**Work to be completed**
Below is the data. Give it again, complete and exact.

**Data shown**

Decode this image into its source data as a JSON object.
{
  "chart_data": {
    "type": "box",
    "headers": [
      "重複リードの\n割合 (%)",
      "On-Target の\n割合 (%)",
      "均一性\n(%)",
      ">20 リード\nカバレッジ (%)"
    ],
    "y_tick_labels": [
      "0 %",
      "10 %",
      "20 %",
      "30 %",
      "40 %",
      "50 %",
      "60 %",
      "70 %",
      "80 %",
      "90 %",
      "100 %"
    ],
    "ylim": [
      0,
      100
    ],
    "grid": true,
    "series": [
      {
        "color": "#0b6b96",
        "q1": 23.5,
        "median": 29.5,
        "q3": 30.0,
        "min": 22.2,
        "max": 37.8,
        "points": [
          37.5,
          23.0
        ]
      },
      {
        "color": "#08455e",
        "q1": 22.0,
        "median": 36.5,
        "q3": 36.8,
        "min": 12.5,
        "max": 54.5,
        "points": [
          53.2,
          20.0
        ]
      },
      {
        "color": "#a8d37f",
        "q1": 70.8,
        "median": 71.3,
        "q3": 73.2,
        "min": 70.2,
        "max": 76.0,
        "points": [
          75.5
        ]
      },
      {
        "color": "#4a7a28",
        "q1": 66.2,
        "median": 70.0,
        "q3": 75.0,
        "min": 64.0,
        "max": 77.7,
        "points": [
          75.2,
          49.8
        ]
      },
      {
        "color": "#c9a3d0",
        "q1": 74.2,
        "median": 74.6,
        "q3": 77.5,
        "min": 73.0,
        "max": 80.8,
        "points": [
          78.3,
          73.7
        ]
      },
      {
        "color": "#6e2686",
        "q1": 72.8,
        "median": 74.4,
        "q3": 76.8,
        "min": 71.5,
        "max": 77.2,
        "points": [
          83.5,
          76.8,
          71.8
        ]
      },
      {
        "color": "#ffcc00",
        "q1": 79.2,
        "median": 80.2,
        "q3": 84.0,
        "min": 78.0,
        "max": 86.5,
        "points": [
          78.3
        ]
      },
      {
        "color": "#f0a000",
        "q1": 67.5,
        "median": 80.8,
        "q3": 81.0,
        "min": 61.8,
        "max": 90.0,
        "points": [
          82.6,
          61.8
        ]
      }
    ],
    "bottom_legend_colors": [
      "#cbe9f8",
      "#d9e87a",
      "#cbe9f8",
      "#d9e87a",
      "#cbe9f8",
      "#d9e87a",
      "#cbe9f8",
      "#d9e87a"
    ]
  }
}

**Complete answer**
Decode this image into its source data as a JSON object.
{
  "chart_data": {
    "type": "box",
    "headers": [
      "重複リードの\n割合 (%)",
      "On-Target の\n割合 (%)",
      "均一性\n(%)",
      ">20 リード\nカバレッジ (%)"
    ],
    "y_tick_labels": [
      "0 %",
      "10 %",
      "20 %",
      "30 %",
      "40 %",
      "50 %",
      "60 %",
      "70 %",
      "80 %",
      "90 %",
      "100 %"
    ],
    "ylim": [
      0,
      100
    ],
    "grid": true,
    "series": [
      {
        "color": "#0b6b96",
        "q1": 23.5,
        "median": 29.5,
        "q3": 30.0,
        "min": 22.2,
        "max": 37.8,
        "points": [
          37.5,
          23.0
        ]
      },
      {
        "color": "#08455e",
        "q1": 22.0,
        "median": 36.5,
        "q3": 36.8,
        "min": 12.5,
        "max": 54.5,
        "points": [
          53.2,
          20.0
        ]
      },
      {
        "color": "#a8d37f",
        "q1": 70.8,
        "median": 71.3,
        "q3": 73.2,
        "min": 70.2,
        "max": 76.0,
        "points": [
          75.5
        ]
      },
      {
        "color": "#4a7a28",
        "q1": 66.2,
        "median": 70.0,
        "q3": 75.0,
        "min": 64.0,
        "max": 77.7,
        "points": [
          75.2,
          49.8
        ]
      },
      {
        "color": "#c9a3d0",
        "q1": 74.2,
        "median": 74.6,
        "q3": 77.5,
        "min": 73.0,
        "max": 80.8,
        "points": [
          78.3,
          73.7
        ]
      },
      {
        "color": "#6e2686",
        "q1": 72.8,
        "median": 74.4,
        "q3": 76.8,
        "min": 71.5,
        "max": 77.2,
        "points": [
          83.5,
          76.8,
          71.8
        ]
      },
      {
        "color": "#ffcc00",
        "q1": 79.2,
        "median": 80.2,
        "q3": 84.0,
        "min": 78.0,
        "max": 86.5,
        "points": [
          78.3
        ]
      },
      {
        "color": "#f0a000",
        "q1": 67.5,
        "median": 80.8,
        "q3": 81.0,
        "min": 61.8,
        "max": 90.0,
        "points": [
          82.6,
          61.8
        ]
      }
    ],
    "bottom_legend_colors": [
      "#cbe9f8",
      "#d9e87a",
      "#cbe9f8",
      "#d9e87a",
      "#cbe9f8",
      "#d9e87a",
      "#cbe9f8",
      "#d9e87a"
    ]
  }
}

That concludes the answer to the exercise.